BEGIN Records to use
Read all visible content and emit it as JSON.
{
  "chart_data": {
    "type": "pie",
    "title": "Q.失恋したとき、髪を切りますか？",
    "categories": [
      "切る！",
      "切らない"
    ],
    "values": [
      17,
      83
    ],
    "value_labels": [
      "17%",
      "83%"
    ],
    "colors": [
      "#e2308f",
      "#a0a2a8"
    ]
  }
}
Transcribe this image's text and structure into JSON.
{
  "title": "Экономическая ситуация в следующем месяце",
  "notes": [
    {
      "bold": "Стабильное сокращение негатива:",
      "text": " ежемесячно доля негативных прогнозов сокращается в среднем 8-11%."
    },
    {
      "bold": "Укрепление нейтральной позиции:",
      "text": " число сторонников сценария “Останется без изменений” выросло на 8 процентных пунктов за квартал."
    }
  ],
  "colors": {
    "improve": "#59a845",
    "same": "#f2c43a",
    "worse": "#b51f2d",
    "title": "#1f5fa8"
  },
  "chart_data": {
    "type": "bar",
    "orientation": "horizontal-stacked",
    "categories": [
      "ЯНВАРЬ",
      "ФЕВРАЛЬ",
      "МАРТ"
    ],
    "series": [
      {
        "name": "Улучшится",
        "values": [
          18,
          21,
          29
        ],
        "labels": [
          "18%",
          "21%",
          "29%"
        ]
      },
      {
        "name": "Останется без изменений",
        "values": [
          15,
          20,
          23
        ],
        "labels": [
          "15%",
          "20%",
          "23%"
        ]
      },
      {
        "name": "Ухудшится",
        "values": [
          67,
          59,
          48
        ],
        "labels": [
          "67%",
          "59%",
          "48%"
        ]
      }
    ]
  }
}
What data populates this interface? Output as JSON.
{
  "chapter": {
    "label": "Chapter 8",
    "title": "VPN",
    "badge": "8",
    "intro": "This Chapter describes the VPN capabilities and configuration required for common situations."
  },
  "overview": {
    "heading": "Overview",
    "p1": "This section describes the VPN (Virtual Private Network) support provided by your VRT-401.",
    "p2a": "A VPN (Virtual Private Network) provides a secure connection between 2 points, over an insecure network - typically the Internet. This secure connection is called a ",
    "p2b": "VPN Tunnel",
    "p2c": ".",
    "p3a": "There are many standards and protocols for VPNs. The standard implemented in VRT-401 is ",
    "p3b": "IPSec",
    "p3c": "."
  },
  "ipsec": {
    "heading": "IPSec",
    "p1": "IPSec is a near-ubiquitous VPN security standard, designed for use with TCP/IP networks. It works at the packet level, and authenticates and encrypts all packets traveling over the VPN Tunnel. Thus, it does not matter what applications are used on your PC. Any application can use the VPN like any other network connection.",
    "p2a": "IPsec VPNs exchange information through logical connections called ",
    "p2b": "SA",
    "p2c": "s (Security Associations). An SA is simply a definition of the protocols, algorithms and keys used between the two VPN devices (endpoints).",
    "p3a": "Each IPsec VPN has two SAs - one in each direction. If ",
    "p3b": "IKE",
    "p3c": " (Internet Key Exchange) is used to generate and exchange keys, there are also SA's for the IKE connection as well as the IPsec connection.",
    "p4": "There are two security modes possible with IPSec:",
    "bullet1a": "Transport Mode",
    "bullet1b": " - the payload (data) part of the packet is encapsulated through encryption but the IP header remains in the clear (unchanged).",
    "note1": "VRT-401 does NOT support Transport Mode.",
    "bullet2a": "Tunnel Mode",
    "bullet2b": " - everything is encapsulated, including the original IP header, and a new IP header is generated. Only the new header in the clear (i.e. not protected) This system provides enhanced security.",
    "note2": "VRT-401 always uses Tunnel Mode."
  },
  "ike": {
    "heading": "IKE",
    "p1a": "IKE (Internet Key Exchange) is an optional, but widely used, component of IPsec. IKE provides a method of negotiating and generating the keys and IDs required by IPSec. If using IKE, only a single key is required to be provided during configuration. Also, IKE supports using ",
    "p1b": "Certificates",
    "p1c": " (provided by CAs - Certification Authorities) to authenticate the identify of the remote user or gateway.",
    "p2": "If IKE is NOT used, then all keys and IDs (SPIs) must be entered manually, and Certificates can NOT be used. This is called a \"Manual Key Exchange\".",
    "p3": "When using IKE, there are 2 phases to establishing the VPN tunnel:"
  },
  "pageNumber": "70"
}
END Records to use
#### [Exercise aim]
Only the number is wanted: count the lines of the records that hold the word "Transport".

#### [Output of the exercise]
2